● **SOURCE RECORDS**:
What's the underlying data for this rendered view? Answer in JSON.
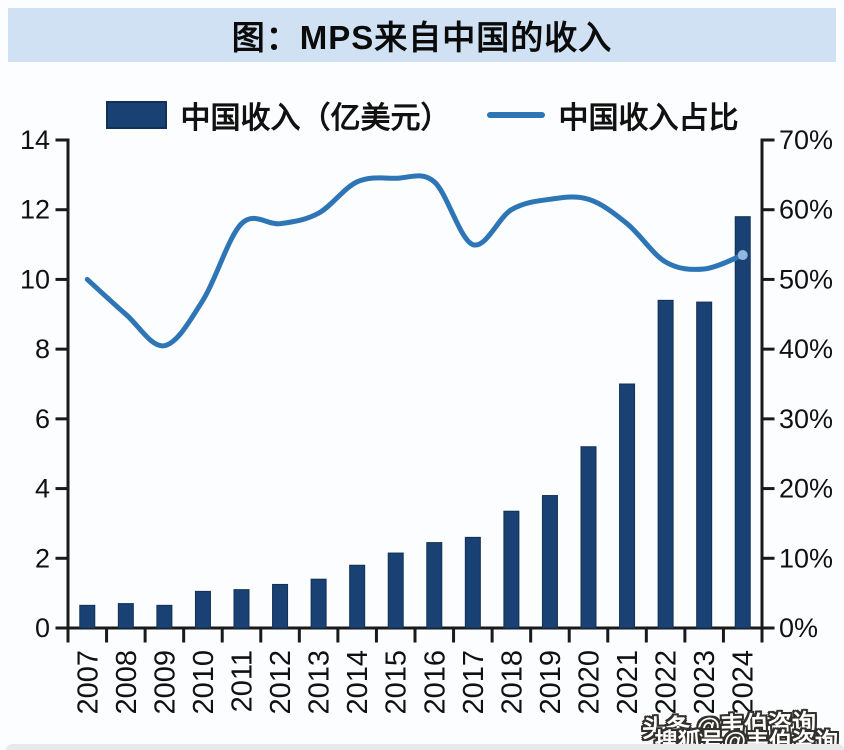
{
  "page": {
    "title": "图：MPS来自中国的收入"
  },
  "legend": {
    "bar_label": "中国收入（亿美元）",
    "line_label": "中国收入占比"
  },
  "watermark": {
    "line1": "头条 @韦伯咨询",
    "line2": "搜狐号@韦伯咨询"
  },
  "colors": {
    "title_band_bg": "#cfe1f2",
    "bar_fill": "#1a4173",
    "bar_border": "#123156",
    "line_stroke": "#2e75b6",
    "line_end_dot": "#8fb8dc",
    "axis": "#1a1a1a",
    "text": "#111111"
  },
  "chart_data": {
    "type": "bar",
    "subtype": "combo-bar-line-dual-axis",
    "title": "图：MPS来自中国的收入",
    "categories": [
      "2007",
      "2008",
      "2009",
      "2010",
      "2011",
      "2012",
      "2013",
      "2014",
      "2015",
      "2016",
      "2017",
      "2018",
      "2019",
      "2020",
      "2021",
      "2022",
      "2023",
      "2024"
    ],
    "series": [
      {
        "name": "中国收入（亿美元）",
        "type": "bar",
        "axis": "left",
        "values": [
          0.65,
          0.7,
          0.65,
          1.05,
          1.1,
          1.25,
          1.4,
          1.8,
          2.15,
          2.45,
          2.6,
          3.35,
          3.8,
          5.2,
          7.0,
          9.4,
          9.35,
          11.8
        ]
      },
      {
        "name": "中国收入占比",
        "type": "line",
        "axis": "right",
        "unit": "%",
        "values": [
          50,
          45,
          40.5,
          47,
          58,
          58,
          59.5,
          64,
          64.5,
          64,
          55,
          60,
          61.5,
          61.5,
          58,
          52.5,
          51.5,
          53.5
        ]
      }
    ],
    "left_axis": {
      "min": 0,
      "max": 14,
      "tick_step": 2,
      "tick_labels": [
        "0",
        "2",
        "4",
        "6",
        "8",
        "10",
        "12",
        "14"
      ]
    },
    "right_axis": {
      "min": 0,
      "max": 70,
      "tick_step": 10,
      "suffix": "%",
      "tick_labels": [
        "0%",
        "10%",
        "20%",
        "30%",
        "40%",
        "50%",
        "60%",
        "70%"
      ]
    },
    "xlabel": "",
    "ylabel": "",
    "grid": false,
    "legend_position": "top",
    "line_smoothing": true
  }
}
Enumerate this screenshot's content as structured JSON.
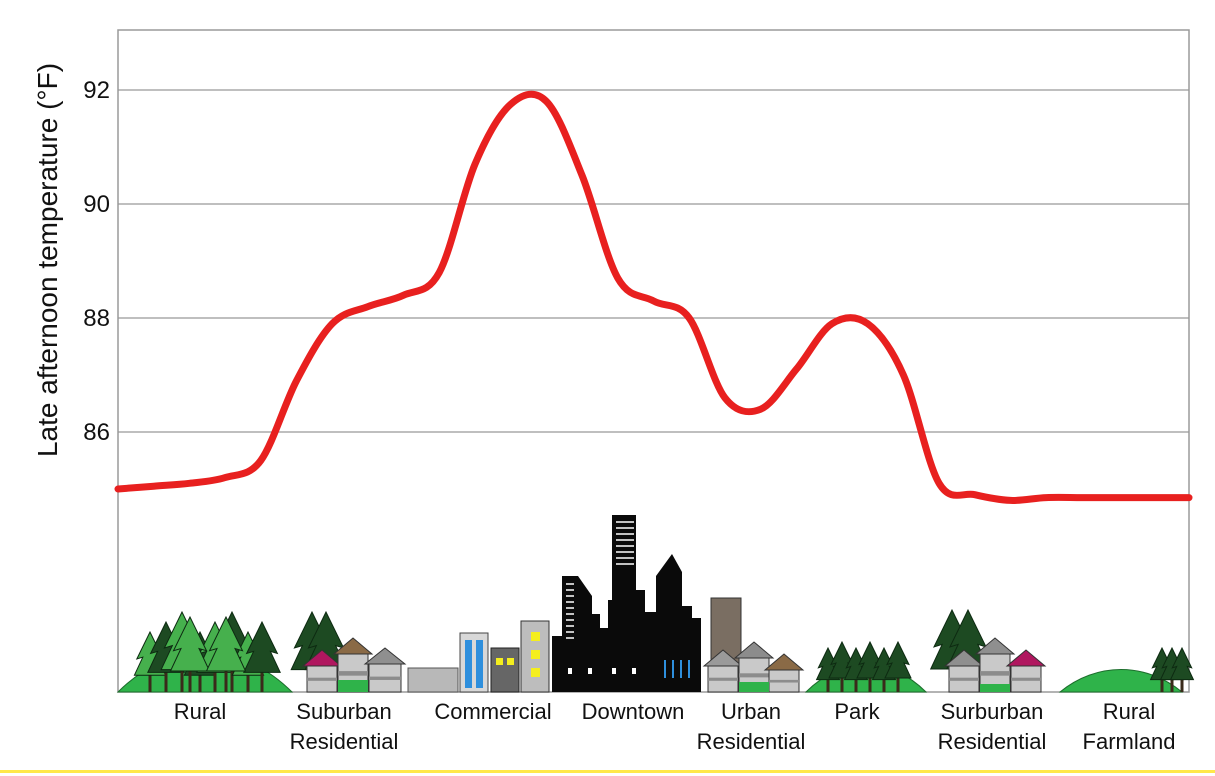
{
  "chart_data": {
    "type": "line",
    "title": "",
    "ylabel": "Late afternoon temperature (°F)",
    "xlabel": "",
    "ylim": [
      84,
      93
    ],
    "yticks": [
      86,
      88,
      90,
      92
    ],
    "grid": true,
    "categories": [
      "Rural",
      "Suburban Residential",
      "Commercial",
      "Downtown",
      "Urban Residential",
      "Park",
      "Surburban Residential",
      "Rural Farmland"
    ],
    "regions": [
      {
        "label_line1": "Rural",
        "label_line2": ""
      },
      {
        "label_line1": "Suburban",
        "label_line2": "Residential"
      },
      {
        "label_line1": "Commercial",
        "label_line2": ""
      },
      {
        "label_line1": "Downtown",
        "label_line2": ""
      },
      {
        "label_line1": "Urban",
        "label_line2": "Residential"
      },
      {
        "label_line1": "Park",
        "label_line2": ""
      },
      {
        "label_line1": "Surburban",
        "label_line2": "Residential"
      },
      {
        "label_line1": "Rural",
        "label_line2": "Farmland"
      }
    ],
    "series": [
      {
        "color": "#e8201f",
        "x": [
          0,
          0.25,
          0.5,
          0.75,
          1,
          1.25,
          1.5,
          1.75,
          2,
          2.25,
          2.5,
          2.75,
          3,
          3.25,
          3.5,
          3.75,
          4,
          4.25,
          4.5,
          4.75,
          5,
          5.25,
          5.5,
          5.75,
          6,
          6.25,
          6.5,
          6.75,
          7,
          7.25,
          7.5
        ],
        "values": [
          85.0,
          85.05,
          85.1,
          85.2,
          85.5,
          86.9,
          87.9,
          88.2,
          88.4,
          88.8,
          90.7,
          91.75,
          91.8,
          90.5,
          88.7,
          88.3,
          88.0,
          86.6,
          86.4,
          87.1,
          87.9,
          87.9,
          87.0,
          85.1,
          84.9,
          84.8,
          84.85,
          84.85,
          84.85,
          84.85,
          84.85
        ]
      }
    ]
  },
  "colors": {
    "line": "#e8201f",
    "grid": "#999999",
    "grass": "#2fb34a",
    "tree_light": "#46b04d",
    "tree_dark": "#1d4a22",
    "building_black": "#0a0a0a",
    "accent_roof_magenta": "#b0175f",
    "accent_roof_brown": "#8a6a46",
    "window_yellow": "#f4ee1e",
    "window_blue": "#2e8fdd"
  }
}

● **WHAT YOU ARE ASKED TO DO**:
List every line above that holds the word "MPS来自中国的收入".

● **SOLUTION TO THIS TASK**:
    "title": "图：MPS来自中国的收入"
    "title": "图：MPS来自中国的收入",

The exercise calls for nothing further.